** Begin Extracted information **

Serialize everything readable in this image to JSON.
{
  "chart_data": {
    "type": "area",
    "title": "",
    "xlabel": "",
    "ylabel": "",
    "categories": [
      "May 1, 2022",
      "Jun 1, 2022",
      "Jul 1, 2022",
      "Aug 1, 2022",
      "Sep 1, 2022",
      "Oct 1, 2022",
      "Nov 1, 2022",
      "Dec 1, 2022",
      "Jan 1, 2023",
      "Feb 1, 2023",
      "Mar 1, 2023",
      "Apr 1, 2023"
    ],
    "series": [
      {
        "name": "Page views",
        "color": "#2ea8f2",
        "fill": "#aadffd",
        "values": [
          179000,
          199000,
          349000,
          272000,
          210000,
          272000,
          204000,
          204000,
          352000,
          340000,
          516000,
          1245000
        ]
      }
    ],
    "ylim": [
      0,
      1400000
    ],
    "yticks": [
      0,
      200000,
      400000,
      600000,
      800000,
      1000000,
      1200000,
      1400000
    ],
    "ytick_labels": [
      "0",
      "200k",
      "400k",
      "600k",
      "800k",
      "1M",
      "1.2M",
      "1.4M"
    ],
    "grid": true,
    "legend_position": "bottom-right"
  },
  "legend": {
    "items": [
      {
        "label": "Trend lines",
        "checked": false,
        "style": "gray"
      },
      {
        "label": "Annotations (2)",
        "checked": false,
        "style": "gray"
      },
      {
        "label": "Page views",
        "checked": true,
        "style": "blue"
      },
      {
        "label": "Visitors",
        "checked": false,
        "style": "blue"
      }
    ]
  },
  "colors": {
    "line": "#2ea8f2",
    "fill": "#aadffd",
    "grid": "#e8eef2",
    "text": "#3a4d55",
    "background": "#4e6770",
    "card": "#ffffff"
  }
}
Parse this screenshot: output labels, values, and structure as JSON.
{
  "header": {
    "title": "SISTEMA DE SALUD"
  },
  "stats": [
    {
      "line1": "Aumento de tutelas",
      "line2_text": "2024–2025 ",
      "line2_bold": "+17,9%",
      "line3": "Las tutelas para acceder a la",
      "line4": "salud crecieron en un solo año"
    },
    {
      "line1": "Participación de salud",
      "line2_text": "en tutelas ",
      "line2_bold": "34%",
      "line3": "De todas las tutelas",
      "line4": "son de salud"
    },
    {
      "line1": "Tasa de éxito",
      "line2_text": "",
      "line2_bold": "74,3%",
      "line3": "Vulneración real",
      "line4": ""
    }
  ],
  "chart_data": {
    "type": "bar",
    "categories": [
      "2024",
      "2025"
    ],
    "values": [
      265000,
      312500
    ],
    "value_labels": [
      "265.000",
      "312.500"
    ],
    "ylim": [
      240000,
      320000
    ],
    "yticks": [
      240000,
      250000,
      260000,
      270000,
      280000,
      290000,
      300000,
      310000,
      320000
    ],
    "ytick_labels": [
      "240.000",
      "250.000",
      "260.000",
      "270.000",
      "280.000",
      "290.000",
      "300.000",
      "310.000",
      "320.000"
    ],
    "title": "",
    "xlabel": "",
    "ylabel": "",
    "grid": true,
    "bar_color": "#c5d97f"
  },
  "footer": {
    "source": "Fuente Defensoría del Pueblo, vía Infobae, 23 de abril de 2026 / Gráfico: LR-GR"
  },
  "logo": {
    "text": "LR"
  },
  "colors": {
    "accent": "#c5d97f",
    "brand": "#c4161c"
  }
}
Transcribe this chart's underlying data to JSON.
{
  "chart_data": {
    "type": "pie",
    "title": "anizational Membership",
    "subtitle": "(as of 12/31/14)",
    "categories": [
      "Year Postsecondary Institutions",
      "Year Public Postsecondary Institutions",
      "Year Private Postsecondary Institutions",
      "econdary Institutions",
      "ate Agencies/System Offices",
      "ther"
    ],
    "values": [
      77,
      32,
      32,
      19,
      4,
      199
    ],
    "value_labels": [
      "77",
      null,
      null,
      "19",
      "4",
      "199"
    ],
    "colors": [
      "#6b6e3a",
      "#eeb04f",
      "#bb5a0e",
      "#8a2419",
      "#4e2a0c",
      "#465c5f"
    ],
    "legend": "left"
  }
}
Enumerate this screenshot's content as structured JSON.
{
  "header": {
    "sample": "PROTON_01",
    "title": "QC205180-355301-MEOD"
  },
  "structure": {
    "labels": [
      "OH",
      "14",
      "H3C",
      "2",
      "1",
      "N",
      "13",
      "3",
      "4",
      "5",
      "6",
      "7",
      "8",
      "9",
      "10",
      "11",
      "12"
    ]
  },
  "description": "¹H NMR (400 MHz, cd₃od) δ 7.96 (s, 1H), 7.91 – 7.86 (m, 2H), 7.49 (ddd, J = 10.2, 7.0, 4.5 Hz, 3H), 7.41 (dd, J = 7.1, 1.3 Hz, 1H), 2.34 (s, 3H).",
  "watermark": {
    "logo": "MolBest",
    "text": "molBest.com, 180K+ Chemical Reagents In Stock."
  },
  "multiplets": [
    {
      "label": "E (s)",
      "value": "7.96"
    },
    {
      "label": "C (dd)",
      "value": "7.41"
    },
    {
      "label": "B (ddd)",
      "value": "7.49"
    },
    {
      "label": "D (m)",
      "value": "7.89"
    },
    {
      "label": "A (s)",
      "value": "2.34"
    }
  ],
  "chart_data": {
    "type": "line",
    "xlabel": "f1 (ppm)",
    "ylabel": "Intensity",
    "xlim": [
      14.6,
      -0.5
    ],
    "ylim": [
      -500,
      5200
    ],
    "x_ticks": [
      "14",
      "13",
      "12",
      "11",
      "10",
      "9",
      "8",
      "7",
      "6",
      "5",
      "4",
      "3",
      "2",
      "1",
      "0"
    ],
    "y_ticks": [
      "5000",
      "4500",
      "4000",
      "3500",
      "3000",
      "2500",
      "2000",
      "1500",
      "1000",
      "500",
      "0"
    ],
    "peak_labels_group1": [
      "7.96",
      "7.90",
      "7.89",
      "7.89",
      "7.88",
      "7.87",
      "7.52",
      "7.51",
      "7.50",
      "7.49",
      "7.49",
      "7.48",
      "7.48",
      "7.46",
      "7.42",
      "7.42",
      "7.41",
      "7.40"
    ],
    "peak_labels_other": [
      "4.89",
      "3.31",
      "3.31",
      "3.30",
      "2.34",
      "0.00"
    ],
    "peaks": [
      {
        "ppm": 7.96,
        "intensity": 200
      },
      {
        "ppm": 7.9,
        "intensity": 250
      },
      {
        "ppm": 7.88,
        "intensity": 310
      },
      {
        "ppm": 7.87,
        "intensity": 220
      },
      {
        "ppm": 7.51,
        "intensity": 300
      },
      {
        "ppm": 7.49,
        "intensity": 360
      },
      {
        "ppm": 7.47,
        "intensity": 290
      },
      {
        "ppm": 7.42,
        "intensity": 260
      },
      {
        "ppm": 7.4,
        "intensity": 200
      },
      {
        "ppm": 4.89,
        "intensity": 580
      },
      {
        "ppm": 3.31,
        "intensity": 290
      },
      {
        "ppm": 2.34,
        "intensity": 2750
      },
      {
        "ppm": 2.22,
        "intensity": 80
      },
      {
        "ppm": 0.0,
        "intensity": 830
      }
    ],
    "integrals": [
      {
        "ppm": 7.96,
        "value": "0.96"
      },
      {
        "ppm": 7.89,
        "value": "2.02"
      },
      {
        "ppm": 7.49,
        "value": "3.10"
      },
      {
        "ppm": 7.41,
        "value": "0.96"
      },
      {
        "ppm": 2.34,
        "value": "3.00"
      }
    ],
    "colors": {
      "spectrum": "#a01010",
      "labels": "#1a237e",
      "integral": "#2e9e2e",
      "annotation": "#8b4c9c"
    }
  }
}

** End Extracted information **

> **Problem statement**
Repeat all the records. Match each line exactly.

> **Answer to this problem**
Serialize everything readable in this image to JSON.
{
  "chart_data": {
    "type": "area",
    "title": "",
    "xlabel": "",
    "ylabel": "",
    "categories": [
      "May 1, 2022",
      "Jun 1, 2022",
      "Jul 1, 2022",
      "Aug 1, 2022",
      "Sep 1, 2022",
      "Oct 1, 2022",
      "Nov 1, 2022",
      "Dec 1, 2022",
      "Jan 1, 2023",
      "Feb 1, 2023",
      "Mar 1, 2023",
      "Apr 1, 2023"
    ],
    "series": [
      {
        "name": "Page views",
        "color": "#2ea8f2",
        "fill": "#aadffd",
        "values": [
          179000,
          199000,
          349000,
          272000,
          210000,
          272000,
          204000,
          204000,
          352000,
          340000,
          516000,
          1245000
        ]
      }
    ],
    "ylim": [
      0,
      1400000
    ],
    "yticks": [
      0,
      200000,
      400000,
      600000,
      800000,
      1000000,
      1200000,
      1400000
    ],
    "ytick_labels": [
      "0",
      "200k",
      "400k",
      "600k",
      "800k",
      "1M",
      "1.2M",
      "1.4M"
    ],
    "grid": true,
    "legend_position": "bottom-right"
  },
  "legend": {
    "items": [
      {
        "label": "Trend lines",
        "checked": false,
        "style": "gray"
      },
      {
        "label": "Annotations (2)",
        "checked": false,
        "style": "gray"
      },
      {
        "label": "Page views",
        "checked": true,
        "style": "blue"
      },
      {
        "label": "Visitors",
        "checked": false,
        "style": "blue"
      }
    ]
  },
  "colors": {
    "line": "#2ea8f2",
    "fill": "#aadffd",
    "grid": "#e8eef2",
    "text": "#3a4d55",
    "background": "#4e6770",
    "card": "#ffffff"
  }
}
Parse this screenshot: output labels, values, and structure as JSON.
{
  "header": {
    "title": "SISTEMA DE SALUD"
  },
  "stats": [
    {
      "line1": "Aumento de tutelas",
      "line2_text": "2024–2025 ",
      "line2_bold": "+17,9%",
      "line3": "Las tutelas para acceder a la",
      "line4": "salud crecieron en un solo año"
    },
    {
      "line1": "Participación de salud",
      "line2_text": "en tutelas ",
      "line2_bold": "34%",
      "line3": "De todas las tutelas",
      "line4": "son de salud"
    },
    {
      "line1": "Tasa de éxito",
      "line2_text": "",
      "line2_bold": "74,3%",
      "line3": "Vulneración real",
      "line4": ""
    }
  ],
  "chart_data": {
    "type": "bar",
    "categories": [
      "2024",
      "2025"
    ],
    "values": [
      265000,
      312500
    ],
    "value_labels": [
      "265.000",
      "312.500"
    ],
    "ylim": [
      240000,
      320000
    ],
    "yticks": [
      240000,
      250000,
      260000,
      270000,
      280000,
      290000,
      300000,
      310000,
      320000
    ],
    "ytick_labels": [
      "240.000",
      "250.000",
      "260.000",
      "270.000",
      "280.000",
      "290.000",
      "300.000",
      "310.000",
      "320.000"
    ],
    "title": "",
    "xlabel": "",
    "ylabel": "",
    "grid": true,
    "bar_color": "#c5d97f"
  },
  "footer": {
    "source": "Fuente Defensoría del Pueblo, vía Infobae, 23 de abril de 2026 / Gráfico: LR-GR"
  },
  "logo": {
    "text": "LR"
  },
  "colors": {
    "accent": "#c5d97f",
    "brand": "#c4161c"
  }
}
Transcribe this chart's underlying data to JSON.
{
  "chart_data": {
    "type": "pie",
    "title": "anizational Membership",
    "subtitle": "(as of 12/31/14)",
    "categories": [
      "Year Postsecondary Institutions",
      "Year Public Postsecondary Institutions",
      "Year Private Postsecondary Institutions",
      "econdary Institutions",
      "ate Agencies/System Offices",
      "ther"
    ],
    "values": [
      77,
      32,
      32,
      19,
      4,
      199
    ],
    "value_labels": [
      "77",
      null,
      null,
      "19",
      "4",
      "199"
    ],
    "colors": [
      "#6b6e3a",
      "#eeb04f",
      "#bb5a0e",
      "#8a2419",
      "#4e2a0c",
      "#465c5f"
    ],
    "legend": "left"
  }
}
Enumerate this screenshot's content as structured JSON.
{
  "header": {
    "sample": "PROTON_01",
    "title": "QC205180-355301-MEOD"
  },
  "structure": {
    "labels": [
      "OH",
      "14",
      "H3C",
      "2",
      "1",
      "N",
      "13",
      "3",
      "4",
      "5",
      "6",
      "7",
      "8",
      "9",
      "10",
      "11",
      "12"
    ]
  },
  "description": "¹H NMR (400 MHz, cd₃od) δ 7.96 (s, 1H), 7.91 – 7.86 (m, 2H), 7.49 (ddd, J = 10.2, 7.0, 4.5 Hz, 3H), 7.41 (dd, J = 7.1, 1.3 Hz, 1H), 2.34 (s, 3H).",
  "watermark": {
    "logo": "MolBest",
    "text": "molBest.com, 180K+ Chemical Reagents In Stock."
  },
  "multiplets": [
    {
      "label": "E (s)",
      "value": "7.96"
    },
    {
      "label": "C (dd)",
      "value": "7.41"
    },
    {
      "label": "B (ddd)",
      "value": "7.49"
    },
    {
      "label": "D (m)",
      "value": "7.89"
    },
    {
      "label": "A (s)",
      "value": "2.34"
    }
  ],
  "chart_data": {
    "type": "line",
    "xlabel": "f1 (ppm)",
    "ylabel": "Intensity",
    "xlim": [
      14.6,
      -0.5
    ],
    "ylim": [
      -500,
      5200
    ],
    "x_ticks": [
      "14",
      "13",
      "12",
      "11",
      "10",
      "9",
      "8",
      "7",
      "6",
      "5",
      "4",
      "3",
      "2",
      "1",
      "0"
    ],
    "y_ticks": [
      "5000",
      "4500",
      "4000",
      "3500",
      "3000",
      "2500",
      "2000",
      "1500",
      "1000",
      "500",
      "0"
    ],
    "peak_labels_group1": [
      "7.96",
      "7.90",
      "7.89",
      "7.89",
      "7.88",
      "7.87",
      "7.52",
      "7.51",
      "7.50",
      "7.49",
      "7.49",
      "7.48",
      "7.48",
      "7.46",
      "7.42",
      "7.42",
      "7.41",
      "7.40"
    ],
    "peak_labels_other": [
      "4.89",
      "3.31",
      "3.31",
      "3.30",
      "2.34",
      "0.00"
    ],
    "peaks": [
      {
        "ppm": 7.96,
        "intensity": 200
      },
      {
        "ppm": 7.9,
        "intensity": 250
      },
      {
        "ppm": 7.88,
        "intensity": 310
      },
      {
        "ppm": 7.87,
        "intensity": 220
      },
      {
        "ppm": 7.51,
        "intensity": 300
      },
      {
        "ppm": 7.49,
        "intensity": 360
      },
      {
        "ppm": 7.47,
        "intensity": 290
      },
      {
        "ppm": 7.42,
        "intensity": 260
      },
      {
        "ppm": 7.4,
        "intensity": 200
      },
      {
        "ppm": 4.89,
        "intensity": 580
      },
      {
        "ppm": 3.31,
        "intensity": 290
      },
      {
        "ppm": 2.34,
        "intensity": 2750
      },
      {
        "ppm": 2.22,
        "intensity": 80
      },
      {
        "ppm": 0.0,
        "intensity": 830
      }
    ],
    "integrals": [
      {
        "ppm": 7.96,
        "value": "0.96"
      },
      {
        "ppm": 7.89,
        "value": "2.02"
      },
      {
        "ppm": 7.49,
        "value": "3.10"
      },
      {
        "ppm": 7.41,
        "value": "0.96"
      },
      {
        "ppm": 2.34,
        "value": "3.00"
      }
    ],
    "colors": {
      "spectrum": "#a01010",
      "labels": "#1a237e",
      "integral": "#2e9e2e",
      "annotation": "#8b4c9c"
    }
  }
}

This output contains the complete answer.